● **TASK REQUIREMENTS**
Check the listing below for lines that hold "ОСНОВЕ". How many are there? Please give only the number.

● **DATA LINES**
* BEGIN *

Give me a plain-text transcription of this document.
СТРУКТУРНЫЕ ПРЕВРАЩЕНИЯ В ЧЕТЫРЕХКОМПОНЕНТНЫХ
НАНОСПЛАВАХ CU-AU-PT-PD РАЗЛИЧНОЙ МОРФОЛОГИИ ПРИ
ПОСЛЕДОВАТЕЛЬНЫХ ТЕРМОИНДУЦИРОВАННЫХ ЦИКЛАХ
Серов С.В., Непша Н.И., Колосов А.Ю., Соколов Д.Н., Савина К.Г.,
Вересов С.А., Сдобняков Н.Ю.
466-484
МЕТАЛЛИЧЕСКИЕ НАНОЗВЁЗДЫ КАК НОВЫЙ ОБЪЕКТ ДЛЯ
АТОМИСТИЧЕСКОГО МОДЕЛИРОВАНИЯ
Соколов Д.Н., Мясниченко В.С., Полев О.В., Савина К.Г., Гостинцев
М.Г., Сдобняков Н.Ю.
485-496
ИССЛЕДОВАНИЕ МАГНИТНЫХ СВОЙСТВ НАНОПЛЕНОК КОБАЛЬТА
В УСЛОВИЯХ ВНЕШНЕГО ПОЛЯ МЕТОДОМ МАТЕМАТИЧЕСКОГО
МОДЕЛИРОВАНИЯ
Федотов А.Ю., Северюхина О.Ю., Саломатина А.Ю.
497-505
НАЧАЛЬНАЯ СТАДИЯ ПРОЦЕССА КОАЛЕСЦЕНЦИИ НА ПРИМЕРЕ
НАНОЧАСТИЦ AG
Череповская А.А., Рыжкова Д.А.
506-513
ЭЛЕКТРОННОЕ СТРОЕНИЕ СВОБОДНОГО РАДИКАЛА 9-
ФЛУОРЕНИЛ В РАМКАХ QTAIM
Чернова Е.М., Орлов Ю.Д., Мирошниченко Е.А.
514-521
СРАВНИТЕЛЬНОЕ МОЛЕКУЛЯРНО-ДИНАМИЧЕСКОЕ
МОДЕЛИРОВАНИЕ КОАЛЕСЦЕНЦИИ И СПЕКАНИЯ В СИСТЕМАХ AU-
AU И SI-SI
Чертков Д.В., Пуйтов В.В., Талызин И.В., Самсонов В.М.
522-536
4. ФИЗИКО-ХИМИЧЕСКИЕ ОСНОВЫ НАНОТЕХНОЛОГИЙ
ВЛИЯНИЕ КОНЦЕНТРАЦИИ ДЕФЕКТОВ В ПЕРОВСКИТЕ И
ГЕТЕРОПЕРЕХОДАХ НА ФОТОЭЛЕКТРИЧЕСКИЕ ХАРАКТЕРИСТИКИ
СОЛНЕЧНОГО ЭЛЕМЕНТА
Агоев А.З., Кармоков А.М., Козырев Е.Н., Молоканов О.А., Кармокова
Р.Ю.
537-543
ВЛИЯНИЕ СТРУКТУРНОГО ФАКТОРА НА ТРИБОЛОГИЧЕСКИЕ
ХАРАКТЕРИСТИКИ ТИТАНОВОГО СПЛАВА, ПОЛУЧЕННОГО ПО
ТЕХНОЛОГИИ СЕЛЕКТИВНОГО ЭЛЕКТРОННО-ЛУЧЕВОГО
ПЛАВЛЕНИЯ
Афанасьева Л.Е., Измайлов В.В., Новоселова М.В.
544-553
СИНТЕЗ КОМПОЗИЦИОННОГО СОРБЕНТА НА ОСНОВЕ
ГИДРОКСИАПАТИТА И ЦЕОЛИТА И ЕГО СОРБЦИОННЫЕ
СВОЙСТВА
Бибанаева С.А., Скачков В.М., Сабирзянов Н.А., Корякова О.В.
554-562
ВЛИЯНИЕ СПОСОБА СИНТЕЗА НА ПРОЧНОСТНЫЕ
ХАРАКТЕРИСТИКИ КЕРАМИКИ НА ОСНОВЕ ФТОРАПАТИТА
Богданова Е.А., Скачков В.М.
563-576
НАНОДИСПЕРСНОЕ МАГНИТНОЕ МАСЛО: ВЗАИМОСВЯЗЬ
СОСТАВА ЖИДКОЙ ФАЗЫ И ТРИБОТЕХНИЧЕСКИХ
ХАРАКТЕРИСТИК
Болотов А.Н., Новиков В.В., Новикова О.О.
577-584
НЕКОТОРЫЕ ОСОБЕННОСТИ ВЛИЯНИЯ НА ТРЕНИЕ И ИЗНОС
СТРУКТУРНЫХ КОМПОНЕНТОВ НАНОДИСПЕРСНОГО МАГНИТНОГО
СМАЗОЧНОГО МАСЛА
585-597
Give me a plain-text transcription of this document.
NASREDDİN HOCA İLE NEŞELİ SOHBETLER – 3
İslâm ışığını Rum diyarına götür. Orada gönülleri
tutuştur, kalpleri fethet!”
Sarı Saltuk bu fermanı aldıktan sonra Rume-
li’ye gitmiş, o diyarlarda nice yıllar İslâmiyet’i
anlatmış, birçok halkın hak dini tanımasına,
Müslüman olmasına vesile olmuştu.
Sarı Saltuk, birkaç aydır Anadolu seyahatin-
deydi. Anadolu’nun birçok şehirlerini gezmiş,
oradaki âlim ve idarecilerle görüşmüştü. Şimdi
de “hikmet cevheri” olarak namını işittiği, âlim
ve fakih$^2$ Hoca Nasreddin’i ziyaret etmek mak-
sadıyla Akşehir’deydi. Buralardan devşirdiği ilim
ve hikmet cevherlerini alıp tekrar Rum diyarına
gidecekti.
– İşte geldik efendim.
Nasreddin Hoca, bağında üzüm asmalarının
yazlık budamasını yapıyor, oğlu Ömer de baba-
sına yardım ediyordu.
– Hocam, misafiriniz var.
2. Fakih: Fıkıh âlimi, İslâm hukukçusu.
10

* END *

● **WRITTEN SOLUTION**
2